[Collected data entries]
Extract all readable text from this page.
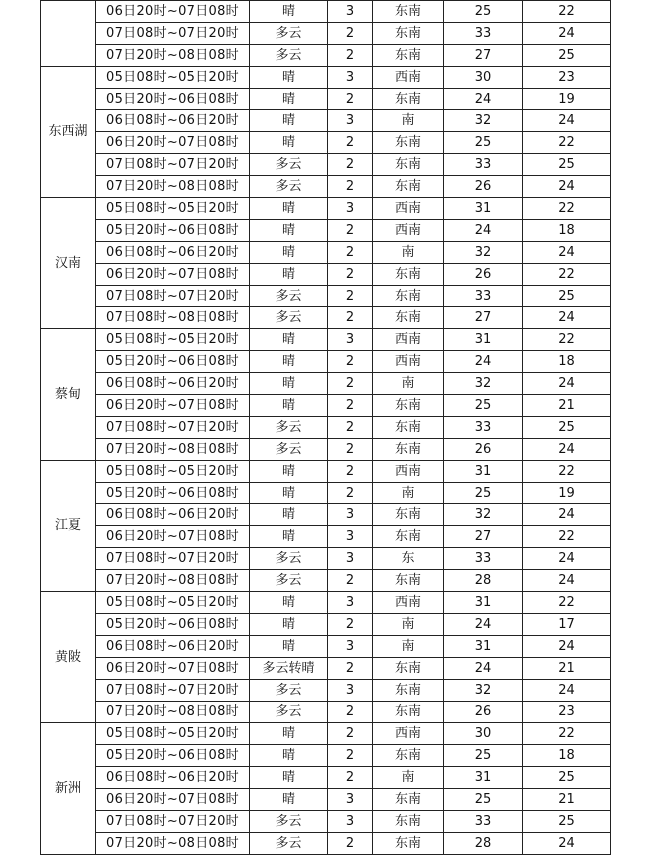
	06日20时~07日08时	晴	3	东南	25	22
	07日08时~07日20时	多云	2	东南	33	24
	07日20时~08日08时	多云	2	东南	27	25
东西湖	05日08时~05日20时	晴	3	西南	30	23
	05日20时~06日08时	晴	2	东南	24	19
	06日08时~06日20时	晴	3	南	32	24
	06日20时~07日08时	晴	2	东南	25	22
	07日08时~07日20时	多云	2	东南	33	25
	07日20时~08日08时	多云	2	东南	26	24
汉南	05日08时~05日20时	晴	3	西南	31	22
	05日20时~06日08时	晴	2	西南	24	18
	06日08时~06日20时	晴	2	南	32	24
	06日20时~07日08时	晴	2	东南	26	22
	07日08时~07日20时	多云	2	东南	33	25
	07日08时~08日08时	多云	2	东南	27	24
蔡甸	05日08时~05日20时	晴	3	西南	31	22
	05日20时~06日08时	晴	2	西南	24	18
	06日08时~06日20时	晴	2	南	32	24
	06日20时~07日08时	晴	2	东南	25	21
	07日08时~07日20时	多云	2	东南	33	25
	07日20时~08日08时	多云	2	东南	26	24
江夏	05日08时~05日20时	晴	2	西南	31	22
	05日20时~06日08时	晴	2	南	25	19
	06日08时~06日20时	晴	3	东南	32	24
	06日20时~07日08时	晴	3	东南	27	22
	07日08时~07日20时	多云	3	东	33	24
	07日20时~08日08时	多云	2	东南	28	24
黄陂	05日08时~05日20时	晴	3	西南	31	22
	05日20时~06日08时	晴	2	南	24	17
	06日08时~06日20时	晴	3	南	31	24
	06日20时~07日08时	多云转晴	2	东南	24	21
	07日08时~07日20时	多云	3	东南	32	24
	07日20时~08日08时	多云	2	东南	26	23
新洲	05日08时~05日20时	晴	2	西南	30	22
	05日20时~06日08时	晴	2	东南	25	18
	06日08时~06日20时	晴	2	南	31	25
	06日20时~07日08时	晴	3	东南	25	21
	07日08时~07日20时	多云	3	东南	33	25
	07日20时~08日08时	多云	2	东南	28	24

Instructions for the task: Make an exact copy of the records above, with the pictures left out.

Right answer:
Extract all readable text from this page.
	06日20时~07日08时	晴	3	东南	25	22
	07日08时~07日20时	多云	2	东南	33	24
	07日20时~08日08时	多云	2	东南	27	25
东西湖	05日08时~05日20时	晴	3	西南	30	23
	05日20时~06日08时	晴	2	东南	24	19
	06日08时~06日20时	晴	3	南	32	24
	06日20时~07日08时	晴	2	东南	25	22
	07日08时~07日20时	多云	2	东南	33	25
	07日20时~08日08时	多云	2	东南	26	24
汉南	05日08时~05日20时	晴	3	西南	31	22
	05日20时~06日08时	晴	2	西南	24	18
	06日08时~06日20时	晴	2	南	32	24
	06日20时~07日08时	晴	2	东南	26	22
	07日08时~07日20时	多云	2	东南	33	25
	07日08时~08日08时	多云	2	东南	27	24
蔡甸	05日08时~05日20时	晴	3	西南	31	22
	05日20时~06日08时	晴	2	西南	24	18
	06日08时~06日20时	晴	2	南	32	24
	06日20时~07日08时	晴	2	东南	25	21
	07日08时~07日20时	多云	2	东南	33	25
	07日20时~08日08时	多云	2	东南	26	24
江夏	05日08时~05日20时	晴	2	西南	31	22
	05日20时~06日08时	晴	2	南	25	19
	06日08时~06日20时	晴	3	东南	32	24
	06日20时~07日08时	晴	3	东南	27	22
	07日08时~07日20时	多云	3	东	33	24
	07日20时~08日08时	多云	2	东南	28	24
黄陂	05日08时~05日20时	晴	3	西南	31	22
	05日20时~06日08时	晴	2	南	24	17
	06日08时~06日20时	晴	3	南	31	24
	06日20时~07日08时	多云转晴	2	东南	24	21
	07日08时~07日20时	多云	3	东南	32	24
	07日20时~08日08时	多云	2	东南	26	23
新洲	05日08时~05日20时	晴	2	西南	30	22
	05日20时~06日08时	晴	2	东南	25	18
	06日08时~06日20时	晴	2	南	31	25
	06日20时~07日08时	晴	3	东南	25	21
	07日08时~07日20时	多云	3	东南	33	25
	07日20时~08日08时	多云	2	东南	28	24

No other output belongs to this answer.